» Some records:
-----

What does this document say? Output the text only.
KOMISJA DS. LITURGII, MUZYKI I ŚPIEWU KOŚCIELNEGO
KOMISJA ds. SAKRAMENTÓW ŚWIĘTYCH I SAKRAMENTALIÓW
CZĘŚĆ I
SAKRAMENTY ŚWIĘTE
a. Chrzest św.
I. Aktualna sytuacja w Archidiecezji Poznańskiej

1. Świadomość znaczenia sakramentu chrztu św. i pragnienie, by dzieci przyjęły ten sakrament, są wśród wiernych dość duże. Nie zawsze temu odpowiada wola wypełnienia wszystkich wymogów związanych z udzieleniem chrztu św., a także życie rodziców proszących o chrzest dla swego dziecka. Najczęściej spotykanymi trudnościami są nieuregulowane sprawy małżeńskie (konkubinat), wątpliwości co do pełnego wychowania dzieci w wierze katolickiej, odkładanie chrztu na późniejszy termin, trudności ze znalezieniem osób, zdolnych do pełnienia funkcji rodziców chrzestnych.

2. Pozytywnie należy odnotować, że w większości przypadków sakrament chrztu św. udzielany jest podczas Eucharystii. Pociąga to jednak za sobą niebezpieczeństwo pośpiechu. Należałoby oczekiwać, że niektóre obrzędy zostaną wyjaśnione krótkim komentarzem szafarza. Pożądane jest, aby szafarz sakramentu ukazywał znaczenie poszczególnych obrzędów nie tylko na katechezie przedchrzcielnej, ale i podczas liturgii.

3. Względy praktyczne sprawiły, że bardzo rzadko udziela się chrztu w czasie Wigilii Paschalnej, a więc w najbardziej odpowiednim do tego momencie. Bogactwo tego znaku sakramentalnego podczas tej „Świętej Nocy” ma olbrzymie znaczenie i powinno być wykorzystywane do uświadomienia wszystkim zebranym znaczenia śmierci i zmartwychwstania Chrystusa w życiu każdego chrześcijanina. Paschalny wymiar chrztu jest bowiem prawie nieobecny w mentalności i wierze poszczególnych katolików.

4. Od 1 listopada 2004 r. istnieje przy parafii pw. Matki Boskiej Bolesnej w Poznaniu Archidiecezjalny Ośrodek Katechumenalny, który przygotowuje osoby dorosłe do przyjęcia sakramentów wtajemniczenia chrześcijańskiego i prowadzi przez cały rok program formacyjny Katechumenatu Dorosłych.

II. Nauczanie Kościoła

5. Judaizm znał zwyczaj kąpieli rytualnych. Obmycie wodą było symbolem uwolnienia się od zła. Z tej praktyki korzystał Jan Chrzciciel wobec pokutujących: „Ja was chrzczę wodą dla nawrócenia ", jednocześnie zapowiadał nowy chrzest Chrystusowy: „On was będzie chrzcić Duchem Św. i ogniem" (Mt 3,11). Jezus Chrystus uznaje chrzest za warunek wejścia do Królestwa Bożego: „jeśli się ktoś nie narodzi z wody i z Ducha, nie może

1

-----

» Challenge:
Select from the material above each line in which the string "KOMISJA" appears, and list those lines.

» Exercise result:
KOMISJA DS. LITURGII, MUZYKI I ŚPIEWU KOŚCIELNEGO
KOMISJA ds. SAKRAMENTÓW ŚWIĘTYCH I SAKRAMENTALIÓW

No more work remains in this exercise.